───── Input for this task ─────

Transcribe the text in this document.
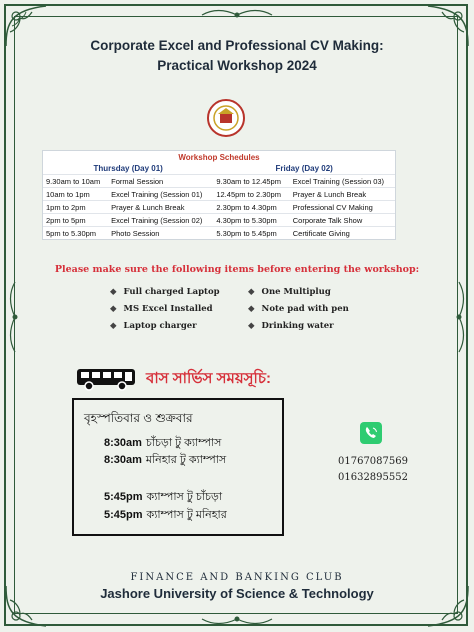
Corporate Excel and Professional CV Making:
Practical Workshop 2024
Workshop Schedules
Thursday (Day 01)		Friday (Day 02)	
9.30am to 10am	Formal Session	9.30am to 12.45pm	Excel Training (Session 03)
10am to 1pm	Excel Training (Session 01)	12.45pm to 2.30pm	Prayer & Lunch Break
1pm to 2pm	Prayer & Lunch Break	2.30pm to 4.30pm	Professional CV Making
2pm to 5pm	Excel Training (Session 02)	4.30pm to 5.30pm	Corporate Talk Show
5pm to 5.30pm	Photo Session	5.30pm to 5.45pm	Certificate Giving
Please make sure the following items before entering the workshop:
◆ Full charged Laptop
◆ MS Excel Installed
◆ Laptop charger
◆ One Multiplug
◆ Note pad with pen
◆ Drinking water
বাস সার্ভিস সময়সূচি:
বৃহস্পতিবার ও শুক্রবার
8:30am চাঁচড়া টু ক্যাম্পাস
8:30am মনিহার টু ক্যাম্পাস
5:45pm ক্যাম্পাস টু চাঁচড়া
5:45pm ক্যাম্পাস টু মনিহার
01767087569
01632895552
FINANCE AND BANKING CLUB
Jashore University of Science & Technology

─────

* **What is asked**
Write out every record above exactly as it stands, but leave out the pictures.

* **Correct output**
Transcribe the text in this document.
Corporate Excel and Professional CV Making:
Practical Workshop 2024
Workshop Schedules
Thursday (Day 01)		Friday (Day 02)	
9.30am to 10am	Formal Session	9.30am to 12.45pm	Excel Training (Session 03)
10am to 1pm	Excel Training (Session 01)	12.45pm to 2.30pm	Prayer & Lunch Break
1pm to 2pm	Prayer & Lunch Break	2.30pm to 4.30pm	Professional CV Making
2pm to 5pm	Excel Training (Session 02)	4.30pm to 5.30pm	Corporate Talk Show
5pm to 5.30pm	Photo Session	5.30pm to 5.45pm	Certificate Giving
Please make sure the following items before entering the workshop:
◆ Full charged Laptop
◆ MS Excel Installed
◆ Laptop charger
◆ One Multiplug
◆ Note pad with pen
◆ Drinking water
বাস সার্ভিস সময়সূচি:
বৃহস্পতিবার ও শুক্রবার
8:30am চাঁচড়া টু ক্যাম্পাস
8:30am মনিহার টু ক্যাম্পাস
5:45pm ক্যাম্পাস টু চাঁচড়া
5:45pm ক্যাম্পাস টু মনিহার
01767087569
01632895552
FINANCE AND BANKING CLUB
Jashore University of Science & Technology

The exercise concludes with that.